____ Extracted information

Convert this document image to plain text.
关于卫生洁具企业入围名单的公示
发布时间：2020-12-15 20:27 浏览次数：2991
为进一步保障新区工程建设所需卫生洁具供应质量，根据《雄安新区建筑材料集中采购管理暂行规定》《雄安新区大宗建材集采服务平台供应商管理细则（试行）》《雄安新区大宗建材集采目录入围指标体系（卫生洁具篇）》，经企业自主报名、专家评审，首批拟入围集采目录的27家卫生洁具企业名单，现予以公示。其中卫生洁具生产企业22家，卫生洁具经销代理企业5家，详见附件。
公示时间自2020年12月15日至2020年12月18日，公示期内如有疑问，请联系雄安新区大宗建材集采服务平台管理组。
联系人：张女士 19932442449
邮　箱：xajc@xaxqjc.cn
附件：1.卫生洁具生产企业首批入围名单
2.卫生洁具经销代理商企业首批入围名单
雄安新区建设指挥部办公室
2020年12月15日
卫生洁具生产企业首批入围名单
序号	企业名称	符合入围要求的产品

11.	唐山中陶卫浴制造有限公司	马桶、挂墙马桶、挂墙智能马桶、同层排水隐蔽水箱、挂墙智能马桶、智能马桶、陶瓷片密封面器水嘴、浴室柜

________

Reproduce the records word for word.

Convert this document image to plain text.
关于卫生洁具企业入围名单的公示
发布时间：2020-12-15 20:27 浏览次数：2991
为进一步保障新区工程建设所需卫生洁具供应质量，根据《雄安新区建筑材料集中采购管理暂行规定》《雄安新区大宗建材集采服务平台供应商管理细则（试行）》《雄安新区大宗建材集采目录入围指标体系（卫生洁具篇）》，经企业自主报名、专家评审，首批拟入围集采目录的27家卫生洁具企业名单，现予以公示。其中卫生洁具生产企业22家，卫生洁具经销代理企业5家，详见附件。
公示时间自2020年12月15日至2020年12月18日，公示期内如有疑问，请联系雄安新区大宗建材集采服务平台管理组。
联系人：张女士 19932442449
邮　箱：xajc@xaxqjc.cn
附件：1.卫生洁具生产企业首批入围名单
2.卫生洁具经销代理商企业首批入围名单
雄安新区建设指挥部办公室
2020年12月15日
卫生洁具生产企业首批入围名单
序号	企业名称	符合入围要求的产品

11.	唐山中陶卫浴制造有限公司	马桶、挂墙马桶、挂墙智能马桶、同层排水隐蔽水箱、挂墙智能马桶、智能马桶、陶瓷片密封面器水嘴、浴室柜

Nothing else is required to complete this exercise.